[START OF RECORDS TO USE]
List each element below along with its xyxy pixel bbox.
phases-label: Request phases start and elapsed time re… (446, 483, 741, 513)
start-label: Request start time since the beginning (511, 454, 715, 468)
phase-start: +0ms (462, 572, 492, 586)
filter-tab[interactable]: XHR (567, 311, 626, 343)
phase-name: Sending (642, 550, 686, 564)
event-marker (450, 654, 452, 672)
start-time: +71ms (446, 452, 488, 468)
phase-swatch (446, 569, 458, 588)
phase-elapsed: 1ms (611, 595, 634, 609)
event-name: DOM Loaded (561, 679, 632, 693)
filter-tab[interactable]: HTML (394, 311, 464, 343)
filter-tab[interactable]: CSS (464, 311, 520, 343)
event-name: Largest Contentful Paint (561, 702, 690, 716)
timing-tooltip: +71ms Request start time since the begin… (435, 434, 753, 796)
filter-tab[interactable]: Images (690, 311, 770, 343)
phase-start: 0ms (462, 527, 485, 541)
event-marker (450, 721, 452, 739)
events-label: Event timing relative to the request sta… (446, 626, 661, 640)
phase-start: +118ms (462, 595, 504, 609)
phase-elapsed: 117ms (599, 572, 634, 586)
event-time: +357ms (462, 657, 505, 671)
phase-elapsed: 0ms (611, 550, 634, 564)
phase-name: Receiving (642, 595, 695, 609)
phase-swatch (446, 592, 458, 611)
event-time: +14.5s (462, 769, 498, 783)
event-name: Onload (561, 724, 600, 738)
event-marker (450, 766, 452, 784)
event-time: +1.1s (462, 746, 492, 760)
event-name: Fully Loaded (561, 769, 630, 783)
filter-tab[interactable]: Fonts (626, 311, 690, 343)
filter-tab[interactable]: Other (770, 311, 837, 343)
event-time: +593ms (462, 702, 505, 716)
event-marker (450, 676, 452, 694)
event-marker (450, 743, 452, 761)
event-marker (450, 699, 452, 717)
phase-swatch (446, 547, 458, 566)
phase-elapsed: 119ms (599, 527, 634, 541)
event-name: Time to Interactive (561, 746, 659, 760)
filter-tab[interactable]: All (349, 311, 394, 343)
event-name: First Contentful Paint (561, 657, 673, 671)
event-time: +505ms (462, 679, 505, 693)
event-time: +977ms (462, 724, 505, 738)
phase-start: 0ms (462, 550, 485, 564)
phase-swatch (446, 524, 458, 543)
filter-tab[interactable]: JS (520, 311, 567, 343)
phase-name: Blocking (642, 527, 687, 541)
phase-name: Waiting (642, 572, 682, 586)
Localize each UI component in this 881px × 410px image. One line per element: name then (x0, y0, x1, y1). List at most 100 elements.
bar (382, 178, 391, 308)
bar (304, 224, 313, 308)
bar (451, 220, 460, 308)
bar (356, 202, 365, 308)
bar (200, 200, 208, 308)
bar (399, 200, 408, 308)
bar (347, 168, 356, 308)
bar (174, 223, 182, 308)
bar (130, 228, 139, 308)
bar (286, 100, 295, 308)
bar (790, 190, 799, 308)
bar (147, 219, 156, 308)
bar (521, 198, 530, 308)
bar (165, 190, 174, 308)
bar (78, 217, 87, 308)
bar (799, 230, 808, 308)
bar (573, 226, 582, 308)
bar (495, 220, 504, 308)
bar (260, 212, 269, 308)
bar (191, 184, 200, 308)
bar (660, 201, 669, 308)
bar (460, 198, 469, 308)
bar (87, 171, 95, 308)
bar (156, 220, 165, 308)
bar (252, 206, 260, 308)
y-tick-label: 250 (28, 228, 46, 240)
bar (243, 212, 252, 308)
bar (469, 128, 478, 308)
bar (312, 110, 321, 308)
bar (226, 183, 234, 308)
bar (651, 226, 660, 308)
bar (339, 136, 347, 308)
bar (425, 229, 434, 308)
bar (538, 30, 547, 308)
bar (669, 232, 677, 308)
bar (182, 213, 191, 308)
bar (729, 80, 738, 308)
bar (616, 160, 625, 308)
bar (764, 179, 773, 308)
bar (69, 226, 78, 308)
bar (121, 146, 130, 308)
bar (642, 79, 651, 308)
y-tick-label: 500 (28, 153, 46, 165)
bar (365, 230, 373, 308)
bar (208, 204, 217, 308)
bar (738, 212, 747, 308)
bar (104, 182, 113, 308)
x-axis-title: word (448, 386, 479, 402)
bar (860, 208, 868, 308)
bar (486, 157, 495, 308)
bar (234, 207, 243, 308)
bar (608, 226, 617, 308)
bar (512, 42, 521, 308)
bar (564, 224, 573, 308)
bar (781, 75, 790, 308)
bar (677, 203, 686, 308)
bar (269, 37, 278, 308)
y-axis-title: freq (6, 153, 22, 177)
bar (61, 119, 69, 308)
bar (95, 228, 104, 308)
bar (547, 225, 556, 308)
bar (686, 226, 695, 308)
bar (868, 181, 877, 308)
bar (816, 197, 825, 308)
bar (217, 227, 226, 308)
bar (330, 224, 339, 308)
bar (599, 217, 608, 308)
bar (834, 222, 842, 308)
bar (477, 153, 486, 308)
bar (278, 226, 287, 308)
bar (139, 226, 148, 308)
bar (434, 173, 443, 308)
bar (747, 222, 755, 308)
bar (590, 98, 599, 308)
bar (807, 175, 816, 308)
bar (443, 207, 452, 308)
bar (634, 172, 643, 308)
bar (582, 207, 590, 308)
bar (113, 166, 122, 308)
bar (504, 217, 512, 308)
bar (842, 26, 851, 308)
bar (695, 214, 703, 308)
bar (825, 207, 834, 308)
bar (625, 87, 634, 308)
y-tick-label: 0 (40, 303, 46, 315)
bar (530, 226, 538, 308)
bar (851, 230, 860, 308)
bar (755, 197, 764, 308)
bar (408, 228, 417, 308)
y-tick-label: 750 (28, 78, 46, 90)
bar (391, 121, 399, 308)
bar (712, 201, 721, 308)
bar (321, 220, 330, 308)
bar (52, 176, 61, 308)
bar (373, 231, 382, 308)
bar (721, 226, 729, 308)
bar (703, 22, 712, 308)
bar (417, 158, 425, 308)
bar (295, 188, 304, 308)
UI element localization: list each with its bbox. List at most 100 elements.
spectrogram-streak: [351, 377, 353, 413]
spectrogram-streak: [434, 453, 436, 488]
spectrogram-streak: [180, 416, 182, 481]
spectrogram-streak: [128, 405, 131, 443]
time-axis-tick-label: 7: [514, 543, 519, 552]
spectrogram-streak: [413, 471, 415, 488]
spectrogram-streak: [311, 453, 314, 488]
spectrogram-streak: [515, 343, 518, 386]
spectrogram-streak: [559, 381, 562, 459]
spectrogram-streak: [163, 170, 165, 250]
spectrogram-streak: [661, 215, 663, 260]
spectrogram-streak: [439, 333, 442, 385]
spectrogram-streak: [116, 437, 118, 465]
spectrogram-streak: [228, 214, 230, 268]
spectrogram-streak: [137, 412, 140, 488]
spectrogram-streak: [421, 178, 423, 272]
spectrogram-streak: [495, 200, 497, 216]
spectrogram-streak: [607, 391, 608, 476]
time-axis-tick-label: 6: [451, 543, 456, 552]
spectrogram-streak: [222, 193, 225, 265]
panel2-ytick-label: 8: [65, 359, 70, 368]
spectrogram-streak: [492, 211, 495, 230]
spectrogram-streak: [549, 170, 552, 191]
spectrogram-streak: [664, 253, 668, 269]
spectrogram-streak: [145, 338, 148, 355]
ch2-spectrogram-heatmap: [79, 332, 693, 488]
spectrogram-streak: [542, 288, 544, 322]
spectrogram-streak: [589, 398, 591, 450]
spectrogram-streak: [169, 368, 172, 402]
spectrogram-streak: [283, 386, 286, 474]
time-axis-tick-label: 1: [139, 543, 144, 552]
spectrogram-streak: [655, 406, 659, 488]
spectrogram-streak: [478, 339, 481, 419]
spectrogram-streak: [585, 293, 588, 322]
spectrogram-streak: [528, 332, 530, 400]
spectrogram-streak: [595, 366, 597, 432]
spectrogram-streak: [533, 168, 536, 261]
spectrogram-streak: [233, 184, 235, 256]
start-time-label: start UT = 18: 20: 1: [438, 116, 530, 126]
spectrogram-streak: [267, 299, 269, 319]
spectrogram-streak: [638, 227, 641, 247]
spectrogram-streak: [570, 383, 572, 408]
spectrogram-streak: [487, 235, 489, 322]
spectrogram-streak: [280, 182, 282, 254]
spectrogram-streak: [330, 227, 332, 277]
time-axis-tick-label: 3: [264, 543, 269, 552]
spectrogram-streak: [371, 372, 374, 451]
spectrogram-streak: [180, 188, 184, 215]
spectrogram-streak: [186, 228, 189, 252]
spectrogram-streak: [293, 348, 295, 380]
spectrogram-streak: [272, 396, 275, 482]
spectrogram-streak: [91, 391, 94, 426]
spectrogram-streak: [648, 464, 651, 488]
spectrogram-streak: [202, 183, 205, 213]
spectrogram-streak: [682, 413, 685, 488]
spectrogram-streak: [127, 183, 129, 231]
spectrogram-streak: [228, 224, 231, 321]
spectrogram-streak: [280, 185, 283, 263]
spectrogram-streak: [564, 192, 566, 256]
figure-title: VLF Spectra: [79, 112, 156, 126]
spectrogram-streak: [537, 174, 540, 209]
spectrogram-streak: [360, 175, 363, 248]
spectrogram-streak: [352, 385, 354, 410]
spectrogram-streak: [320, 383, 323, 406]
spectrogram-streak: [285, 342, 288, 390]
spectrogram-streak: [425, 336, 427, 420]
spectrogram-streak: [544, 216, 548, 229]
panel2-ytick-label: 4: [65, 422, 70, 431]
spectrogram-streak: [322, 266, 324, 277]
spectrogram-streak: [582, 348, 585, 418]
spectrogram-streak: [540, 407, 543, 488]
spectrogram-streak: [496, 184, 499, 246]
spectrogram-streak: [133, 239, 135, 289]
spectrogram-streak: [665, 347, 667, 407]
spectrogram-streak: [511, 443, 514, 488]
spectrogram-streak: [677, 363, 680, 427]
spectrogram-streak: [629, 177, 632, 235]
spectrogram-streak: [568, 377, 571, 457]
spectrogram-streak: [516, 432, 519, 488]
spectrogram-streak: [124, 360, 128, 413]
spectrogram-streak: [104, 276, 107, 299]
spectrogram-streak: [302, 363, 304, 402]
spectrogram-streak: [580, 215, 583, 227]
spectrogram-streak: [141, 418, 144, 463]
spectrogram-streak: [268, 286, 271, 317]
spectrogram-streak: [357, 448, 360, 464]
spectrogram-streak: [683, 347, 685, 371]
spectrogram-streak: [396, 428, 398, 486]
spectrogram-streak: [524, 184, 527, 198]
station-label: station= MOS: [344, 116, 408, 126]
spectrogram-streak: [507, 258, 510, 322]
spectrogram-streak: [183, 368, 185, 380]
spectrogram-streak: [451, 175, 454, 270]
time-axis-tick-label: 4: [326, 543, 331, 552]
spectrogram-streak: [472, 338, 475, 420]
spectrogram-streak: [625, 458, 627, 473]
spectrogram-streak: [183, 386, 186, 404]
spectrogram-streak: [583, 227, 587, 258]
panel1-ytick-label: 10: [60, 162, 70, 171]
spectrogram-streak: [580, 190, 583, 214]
[END OF RECORDS TO USE]
- [EXERCISE GOAL]
Reproduce the records above word for word, starting at their first line and ending at the line that contains "filter-tab[interactable]: XHR (567, 311, 626, 343)". Include both of those lines.

- [RESULT BELOW]
List each element below along with its xyxy pixel bbox.
phases-label: Request phases start and elapsed time re… (446, 483, 741, 513)
start-label: Request start time since the beginning (511, 454, 715, 468)
phase-start: +0ms (462, 572, 492, 586)
filter-tab[interactable]: XHR (567, 311, 626, 343)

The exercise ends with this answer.